- WHAT IS ASKED -
Word for word, set down the records and skip each picture.

- Dataset rows -

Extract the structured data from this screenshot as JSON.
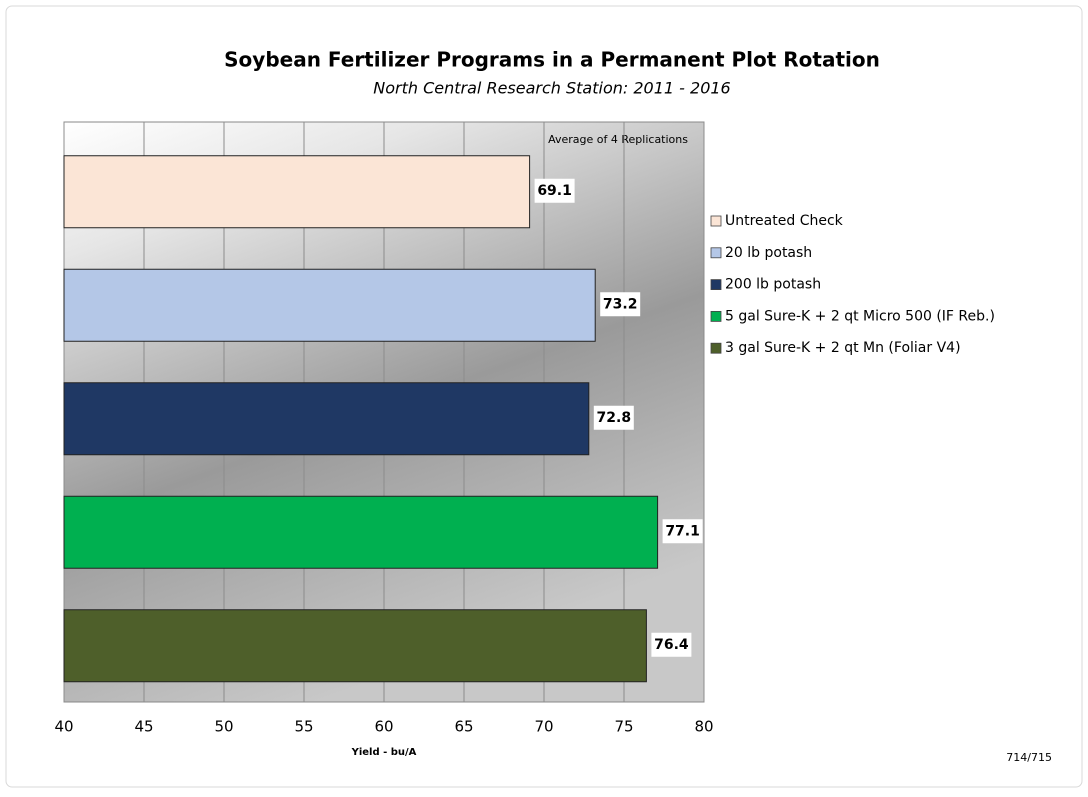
{
  "chart_data": {
    "type": "bar",
    "orientation": "horizontal",
    "title": "Soybean Fertilizer Programs in a Permanent Plot Rotation",
    "subtitle": "North Central Research Station: 2011 - 2016",
    "annotation": "Average of 4 Replications",
    "x_label": "Yield - bu/A",
    "page_number": "714/715",
    "categories": [
      "Untreated Check",
      "20 lb potash",
      "200 lb potash",
      "5 gal Sure-K + 2 qt Micro 500 (IF Reb.)",
      "3 gal Sure-K + 2 qt Mn (Foliar V4)"
    ],
    "values": [
      69.1,
      73.2,
      72.8,
      77.1,
      76.4
    ],
    "colors": [
      "#fbe5d6",
      "#b4c7e7",
      "#1f3864",
      "#00b050",
      "#4e5f2a"
    ],
    "xlim": [
      40,
      80
    ],
    "xticks": [
      40,
      45,
      50,
      55,
      60,
      65,
      70,
      75,
      80
    ],
    "grid": true
  }
}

- WRITTEN SOLUTION -
Extract the structured data from this screenshot as JSON.
{
  "chart_data": {
    "type": "bar",
    "orientation": "horizontal",
    "title": "Soybean Fertilizer Programs in a Permanent Plot Rotation",
    "subtitle": "North Central Research Station: 2011 - 2016",
    "annotation": "Average of 4 Replications",
    "x_label": "Yield - bu/A",
    "page_number": "714/715",
    "categories": [
      "Untreated Check",
      "20 lb potash",
      "200 lb potash",
      "5 gal Sure-K + 2 qt Micro 500 (IF Reb.)",
      "3 gal Sure-K + 2 qt Mn (Foliar V4)"
    ],
    "values": [
      69.1,
      73.2,
      72.8,
      77.1,
      76.4
    ],
    "colors": [
      "#fbe5d6",
      "#b4c7e7",
      "#1f3864",
      "#00b050",
      "#4e5f2a"
    ],
    "xlim": [
      40,
      80
    ],
    "xticks": [
      40,
      45,
      50,
      55,
      60,
      65,
      70,
      75,
      80
    ],
    "grid": true
  }
}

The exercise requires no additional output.